--- Material for this exercise ---
__________

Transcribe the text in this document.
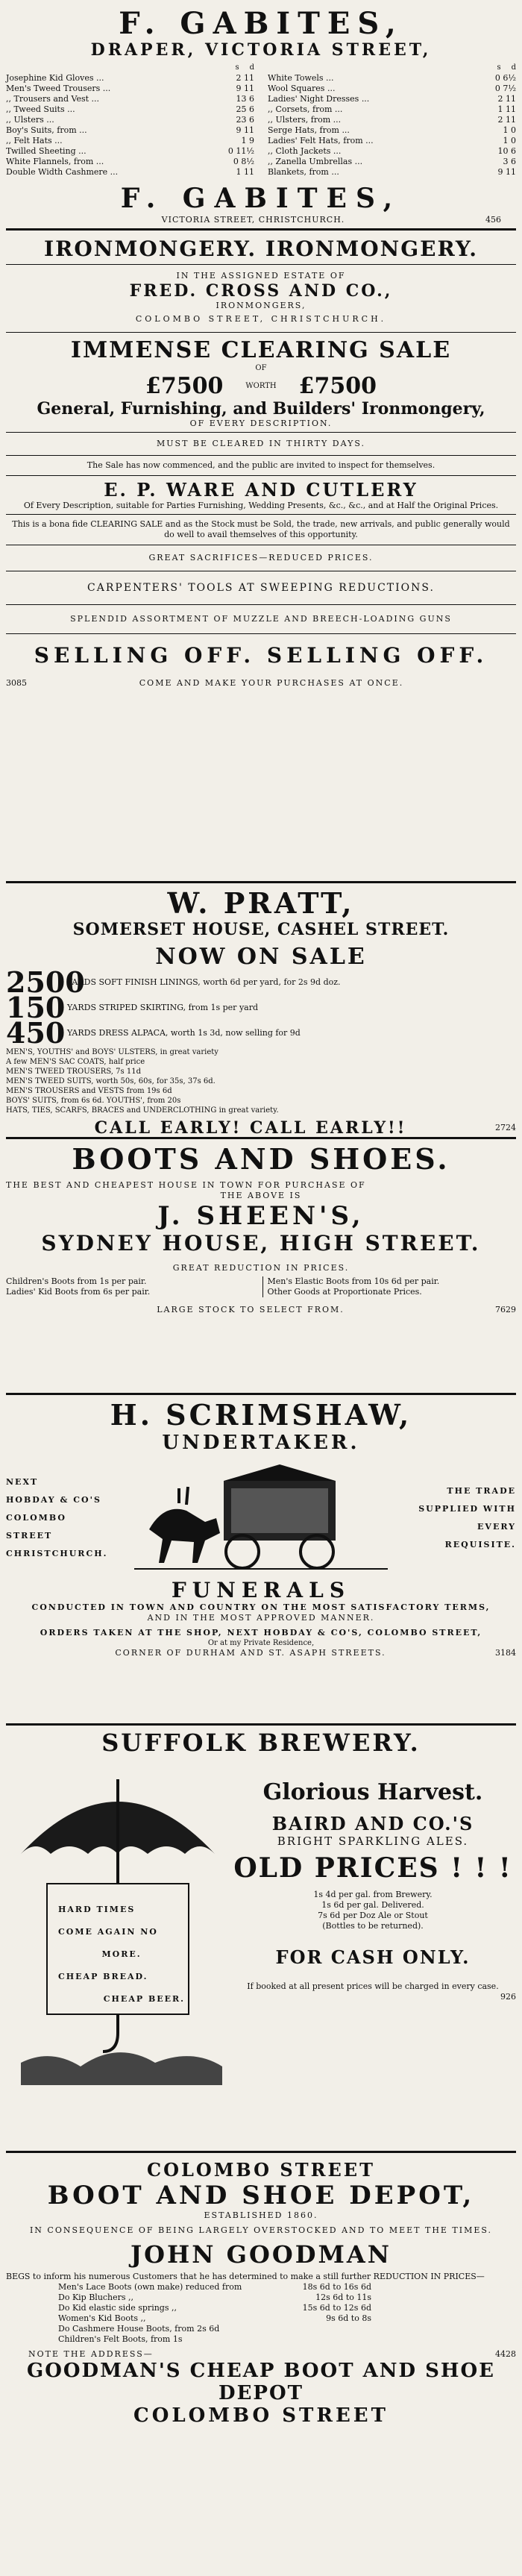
F. GABITES,
DRAPER, VICTORIA STREET,
s d
Josephine Kid Gloves ...	2 11
Men's Tweed Trousers ...	9 11
,, Trousers and Vest ...	13 6
,, Tweed Suits ...	25 6
,, Ulsters ...	23 6
Boy's Suits, from ...	9 11
,, Felt Hats ...	1 9
Twilled Sheeting ...	0 11½
White Flannels, from ...	0 8½
Double Width Cashmere ...	1 11
s d
White Towels ...	0 6½
Wool Squares ...	0 7½
Ladies' Night Dresses ...	2 11
,, Corsets, from ...	1 11
,, Ulsters, from ...	2 11
Serge Hats, from ...	1 0
Ladies' Felt Hats, from ...	1 0
,, Cloth Jackets ...	10 6
,, Zanella Umbrellas ...	3 6
Blankets, from ...	9 11
F. GABITES,
VICTORIA STREET, CHRISTCHURCH.	456
IRONMONGERY. IRONMONGERY.
IN THE ASSIGNED ESTATE OF
FRED. CROSS AND CO.,
IRONMONGERS,
COLOMBO STREET, CHRISTCHURCH.
IMMENSE CLEARING SALE
OF
£7500	WORTH £7500
General, Furnishing, and Builders' Ironmongery,
OF EVERY DESCRIPTION.
MUST BE CLEARED IN THIRTY DAYS.
The Sale has now commenced, and the public are invited to inspect for themselves.
E. P. WARE AND CUTLERY
Of Every Description, suitable for Parties Furnishing, Wedding Presents, &c., &c., and at Half the Original Prices.
This is a bona fide CLEARING SALE and as the Stock must be Sold, the trade, new arrivals, and public generally would do well to avail themselves of this opportunity.
GREAT SACRIFICES—REDUCED PRICES.
CARPENTERS' TOOLS AT SWEEPING REDUCTIONS.
SPLENDID ASSORTMENT OF MUZZLE AND BREECH-LOADING GUNS
SELLING OFF. SELLING OFF.
3085	COME AND MAKE YOUR PURCHASES AT ONCE.
W. PRATT,
SOMERSET HOUSE, CASHEL STREET.
NOW ON SALE
2500
YARDS SOFT FINISH LININGS, worth 6d per yard, for 2s 9d doz.
150 YARDS STRIPED SKIRTING, from 1s per yard
450 YARDS DRESS ALPACA, worth 1s 3d, now selling for 9d
MEN'S, YOUTHS' and BOYS' ULSTERS, in great variety
A few MEN'S SAC COATS, half price
MEN'S TWEED TROUSERS, 7s 11d
MEN'S TWEED SUITS, worth 50s, 60s, for 35s, 37s 6d.
MEN'S TROUSERS and VESTS from 19s 6d
BOYS' SUITS, from 6s 6d. YOUTHS', from 20s
HATS, TIES, SCARFS, BRACES and UNDERCLOTHING in great variety.
CALL EARLY! CALL EARLY!!	2724
BOOTS AND SHOES.
THE BEST AND CHEAPEST HOUSE IN TOWN FOR PURCHASE OF
THE ABOVE IS
J. SHEEN'S,
SYDNEY HOUSE, HIGH STREET.
GREAT REDUCTION IN PRICES.
Children's Boots from 1s per pair.
Ladies' Kid Boots from 6s per pair.
Men's Elastic Boots from 10s 6d per pair.
Other Goods at Proportionate Prices.
LARGE STOCK TO SELECT FROM.	7629
H. SCRIMSHAW,
UNDERTAKER.
NEXT
HOBDAY & CO'S
COLOMBO STREET
CHRISTCHURCH.
THE TRADE
SUPPLIED WITH
EVERY
REQUISITE.
FUNERALS
CONDUCTED IN TOWN AND COUNTRY ON THE MOST SATISFACTORY TERMS,
AND IN THE MOST APPROVED MANNER.
ORDERS TAKEN AT THE SHOP, NEXT HOBDAY & CO'S, COLOMBO STREET,
Or at my Private Residence,
CORNER OF DURHAM AND ST. ASAPH STREETS.	3184
SUFFOLK BREWERY.
HARD TIMES
COME AGAIN NO
MORE.
CHEAP BREAD.
CHEAP BEER.
Glorious Harvest.
BAIRD AND CO.'S
BRIGHT SPARKLING ALES.
OLD PRICES ! ! !
1s 4d per gal. from Brewery.
1s 6d per gal. Delivered.
7s 6d per Doz Ale or Stout
(Bottles to be returned).
FOR CASH ONLY.
If booked at all present prices will be charged in every case.
926
COLOMBO STREET
BOOT AND SHOE DEPOT,
ESTABLISHED 1860.
IN CONSEQUENCE OF BEING LARGELY OVERSTOCKED AND TO MEET THE TIMES.
JOHN GOODMAN
BEGS to inform his numerous Customers that he has determined to make a still further REDUCTION IN PRICES—
Men's Lace Boots (own make) reduced from	18s 6d to 16s 6d
Do Kip Bluchers ,,	12s 6d to 11s
Do Kid elastic side springs ,,	15s 6d to 12s 6d
Women's Kid Boots ,,	9s 6d to 8s
Do Cashmere House Boots, from 2s 6d
Children's Felt Boots, from 1s
NOTE THE ADDRESS—	4428
GOODMAN'S CHEAP BOOT AND SHOE DEPOT
COLOMBO STREET
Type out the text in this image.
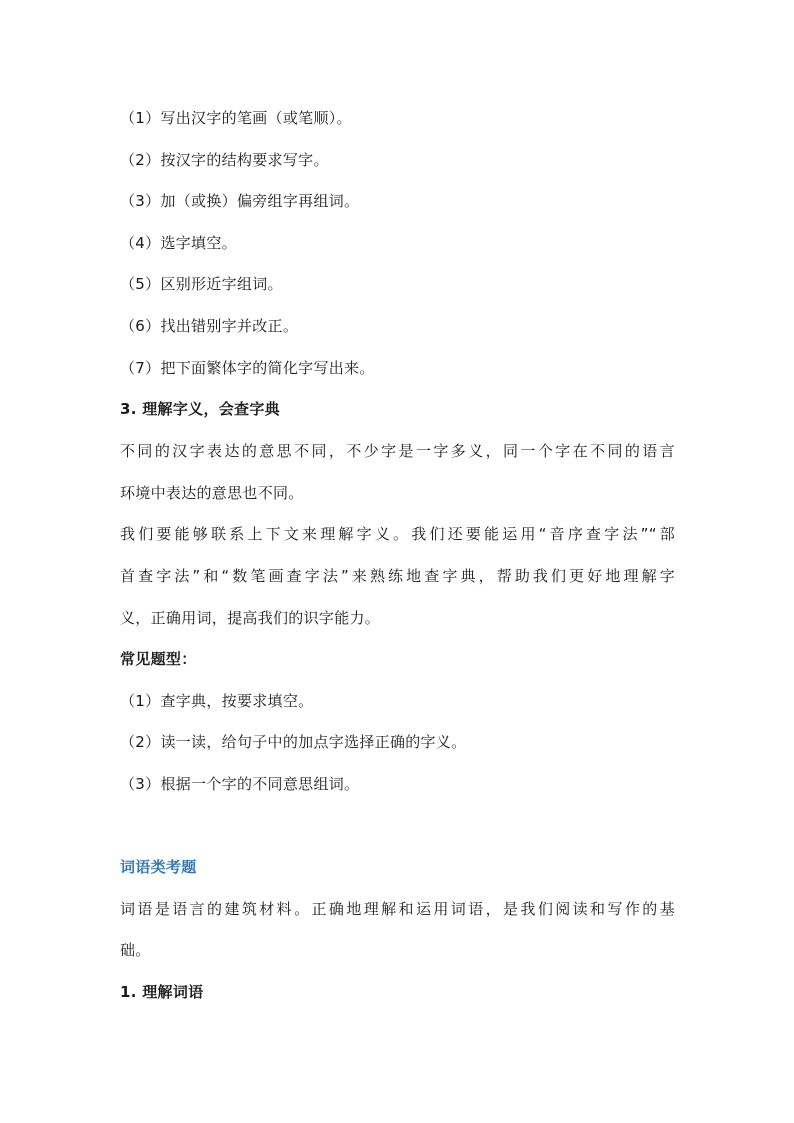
（1）写出汉字的笔画（或笔顺）。
（2）按汉字的结构要求写字。
（3）加（或换）偏旁组字再组词。
（4）选字填空。
（5）区别形近字组词。
（6）找出错别字并改正。
（7）把下面繁体字的简化字写出来。
3. 理解字义，会查字典
不同的汉字表达的意思不同，不少字是一字多义，同一个字在不同的语言
环境中表达的意思也不同。
我们要能够联系上下文来理解字义。我们还要能运用“音序查字法”“部
首查字法”和“数笔画查字法”来熟练地查字典，帮助我们更好地理解字
义，正确用词，提高我们的识字能力。
常见题型：
（1）查字典，按要求填空。
（2）读一读，给句子中的加点字选择正确的字义。
（3）根据一个字的不同意思组词。
词语类考题
词语是语言的建筑材料。正确地理解和运用词语，是我们阅读和写作的基
础。
1. 理解词语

__________

--- To do ---
Set down the material exactly, every line of it, except for the pictures.

--- The response ---
Transcribe the text in this document.
F. GABITES,
DRAPER, VICTORIA STREET,
s d
Josephine Kid Gloves ...	2 11
Men's Tweed Trousers ...	9 11
,, Trousers and Vest ...	13 6
,, Tweed Suits ...	25 6
,, Ulsters ...	23 6
Boy's Suits, from ...	9 11
,, Felt Hats ...	1 9
Twilled Sheeting ...	0 11½
White Flannels, from ...	0 8½
Double Width Cashmere ...	1 11
s d
White Towels ...	0 6½
Wool Squares ...	0 7½
Ladies' Night Dresses ...	2 11
,, Corsets, from ...	1 11
,, Ulsters, from ...	2 11
Serge Hats, from ...	1 0
Ladies' Felt Hats, from ...	1 0
,, Cloth Jackets ...	10 6
,, Zanella Umbrellas ...	3 6
Blankets, from ...	9 11
F. GABITES,
VICTORIA STREET, CHRISTCHURCH.	456
IRONMONGERY. IRONMONGERY.
IN THE ASSIGNED ESTATE OF
FRED. CROSS AND CO.,
IRONMONGERS,
COLOMBO STREET, CHRISTCHURCH.
IMMENSE CLEARING SALE
OF
£7500	WORTH £7500
General, Furnishing, and Builders' Ironmongery,
OF EVERY DESCRIPTION.
MUST BE CLEARED IN THIRTY DAYS.
The Sale has now commenced, and the public are invited to inspect for themselves.
E. P. WARE AND CUTLERY
Of Every Description, suitable for Parties Furnishing, Wedding Presents, &c., &c., and at Half the Original Prices.
This is a bona fide CLEARING SALE and as the Stock must be Sold, the trade, new arrivals, and public generally would do well to avail themselves of this opportunity.
GREAT SACRIFICES—REDUCED PRICES.
CARPENTERS' TOOLS AT SWEEPING REDUCTIONS.
SPLENDID ASSORTMENT OF MUZZLE AND BREECH-LOADING GUNS
SELLING OFF. SELLING OFF.
3085	COME AND MAKE YOUR PURCHASES AT ONCE.
W. PRATT,
SOMERSET HOUSE, CASHEL STREET.
NOW ON SALE
2500
YARDS SOFT FINISH LININGS, worth 6d per yard, for 2s 9d doz.
150 YARDS STRIPED SKIRTING, from 1s per yard
450 YARDS DRESS ALPACA, worth 1s 3d, now selling for 9d
MEN'S, YOUTHS' and BOYS' ULSTERS, in great variety
A few MEN'S SAC COATS, half price
MEN'S TWEED TROUSERS, 7s 11d
MEN'S TWEED SUITS, worth 50s, 60s, for 35s, 37s 6d.
MEN'S TROUSERS and VESTS from 19s 6d
BOYS' SUITS, from 6s 6d. YOUTHS', from 20s
HATS, TIES, SCARFS, BRACES and UNDERCLOTHING in great variety.
CALL EARLY! CALL EARLY!!	2724
BOOTS AND SHOES.
THE BEST AND CHEAPEST HOUSE IN TOWN FOR PURCHASE OF
THE ABOVE IS
J. SHEEN'S,
SYDNEY HOUSE, HIGH STREET.
GREAT REDUCTION IN PRICES.
Children's Boots from 1s per pair.
Ladies' Kid Boots from 6s per pair.
Men's Elastic Boots from 10s 6d per pair.
Other Goods at Proportionate Prices.
LARGE STOCK TO SELECT FROM.	7629
H. SCRIMSHAW,
UNDERTAKER.
NEXT
HOBDAY & CO'S
COLOMBO STREET
CHRISTCHURCH.
THE TRADE
SUPPLIED WITH
EVERY
REQUISITE.
FUNERALS
CONDUCTED IN TOWN AND COUNTRY ON THE MOST SATISFACTORY TERMS,
AND IN THE MOST APPROVED MANNER.
ORDERS TAKEN AT THE SHOP, NEXT HOBDAY & CO'S, COLOMBO STREET,
Or at my Private Residence,
CORNER OF DURHAM AND ST. ASAPH STREETS.	3184
SUFFOLK BREWERY.
HARD TIMES
COME AGAIN NO
MORE.
CHEAP BREAD.
CHEAP BEER.
Glorious Harvest.
BAIRD AND CO.'S
BRIGHT SPARKLING ALES.
OLD PRICES ! ! !
1s 4d per gal. from Brewery.
1s 6d per gal. Delivered.
7s 6d per Doz Ale or Stout
(Bottles to be returned).
FOR CASH ONLY.
If booked at all present prices will be charged in every case.
926
COLOMBO STREET
BOOT AND SHOE DEPOT,
ESTABLISHED 1860.
IN CONSEQUENCE OF BEING LARGELY OVERSTOCKED AND TO MEET THE TIMES.
JOHN GOODMAN
BEGS to inform his numerous Customers that he has determined to make a still further REDUCTION IN PRICES—
Men's Lace Boots (own make) reduced from	18s 6d to 16s 6d
Do Kip Bluchers ,,	12s 6d to 11s
Do Kid elastic side springs ,,	15s 6d to 12s 6d
Women's Kid Boots ,,	9s 6d to 8s
Do Cashmere House Boots, from 2s 6d
Children's Felt Boots, from 1s
NOTE THE ADDRESS—	4428
GOODMAN'S CHEAP BOOT AND SHOE DEPOT
COLOMBO STREET
Type out the text in this image.
（1）写出汉字的笔画（或笔顺）。
（2）按汉字的结构要求写字。
（3）加（或换）偏旁组字再组词。
（4）选字填空。
（5）区别形近字组词。
（6）找出错别字并改正。
（7）把下面繁体字的简化字写出来。
3. 理解字义，会查字典
不同的汉字表达的意思不同，不少字是一字多义，同一个字在不同的语言
环境中表达的意思也不同。
我们要能够联系上下文来理解字义。我们还要能运用“音序查字法”“部
首查字法”和“数笔画查字法”来熟练地查字典，帮助我们更好地理解字
义，正确用词，提高我们的识字能力。
常见题型：
（1）查字典，按要求填空。
（2）读一读，给句子中的加点字选择正确的字义。
（3）根据一个字的不同意思组词。
词语类考题
词语是语言的建筑材料。正确地理解和运用词语，是我们阅读和写作的基
础。
1. 理解词语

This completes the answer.